Mari said:
What goes into your decision about whether to buy a book or borrow it from the library?
I used to buy books like crazy. Which was crazier for the fact that I read a lot of pulp that I never re-read. Once I knew how a story came out, I wasn't going to re-read it.
Then I had kid, got a house in the 'burbs, etc., and I had to look at things more realistically. The library lets me borrow books and even movies for free. Why rent a video for three days when I can check it out for a week FREE?
Which doesn't mean I own no videos, though I'm pretty sure I could count them on one hand if I was John Dolan Vincent.
Books, I am way pickier about. I quit Stephen King around the time of 'Insomnia' and 'Delores Clairborne' (whichever was the latter). Quit Grisham at 'The Chamber.' I think the last Anne Rice I read was in 1992 or 1993.
But as I've gotten more serious about writing, I've found myself re-reading books as a way of studying them. I've bought books I had checked out of the library because I want to re-read them and sometimes make margin notes etc. These are books I love, friends really.
Another other thing that will steer me to buy are authors I have a good track record with. This is not fail-safe, I really wish I had my money back for Chuck Palahniuk's 'Haunted,' but I adore 'Survivor' so much that when my trade paperback (bought after reading a library copy) did not come home from a loan, I bought a hardback signed by the author. I'll probalby buy Craig Clevenger and Max Barry's next books just because I've delighted so in what they've done so far.
On the flip side, I think I only own two Elmore Leonard books, yet he's one of my favorite contemporary authors. But I can get all his stuff so easily from the library.

Jobs:
1. From the post about buying books versus borrowing them from the library, return the passage between "Then I had kid, got" and "love, friends really.", inclusive.
2. Carry the post on buying versus borrowing books forward from its final sentence.

Collected material:
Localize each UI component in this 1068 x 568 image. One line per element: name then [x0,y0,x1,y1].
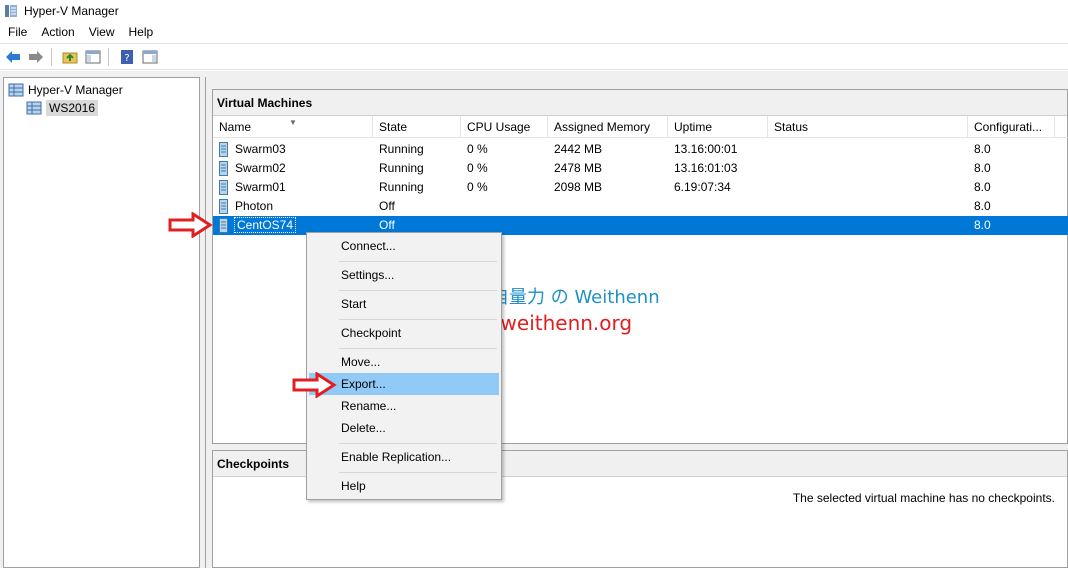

Final answers:
1.
Then I had kid, got a house in the 'burbs, etc., and I had to look at things more realistically. The library lets me borrow books and even movies for free. Why rent a video for three days when I can check it out for a week FREE?
Which doesn't mean I own no videos, though I'm pretty sure I could count them on one hand if I was John Dolan Vincent.
Books, I am way pickier about. I quit Stephen King around the time of 'Insomnia' and 'Delores Clairborne' (whichever was the latter). Quit Grisham at 'The Chamber.' I think the last Anne Rice I read was in 1992 or 1993.
But as I've gotten more serious about writing, I've found myself re-reading books as a way of studying them. I've bought books I had checked out of the library because I want to re-read them and sometimes make margin notes etc. These are books I love, friends really.

2.
If a book has serious throw-weight, I'll buy it (if I'm convinced it's worth reading). A broadside like 'Mason & Dixon' or 'Underworld,' I might not finish before the library wants it back. Depends on how much reading time I have when I get it, but I'd never have made it through 'The Good Soldier Svejk' in three weeks.
Also, while I can get most anything through interlibrary loan using WorldCat, there are exceptions. Stephen Graham Jones' 'All the Beautiful Sinners' wasn't easy to get from the library, but Foozles had hardback remainders at $5, so I bought it.
A really long way to say I'm a bit fickle. Given unlimited budget and space, I'd buy everything I read just to support the artist. That, and I can't tell you how many times I've found treasures in my Dad's library, books he bought 40 years ago that I'd never heard of (and often that are out of print). So his Carol Bly, Eldridge Cleaver, Richard Brautigan, James Thurber, etc., make me wonder if my children will one day look at my book shelf and say, "What's this Lionel Shriver guy like?"
To which I'll have to tell them that 'Lionel' can be a girl's name too, and they are welcome to read it but please be sure it returns to my den...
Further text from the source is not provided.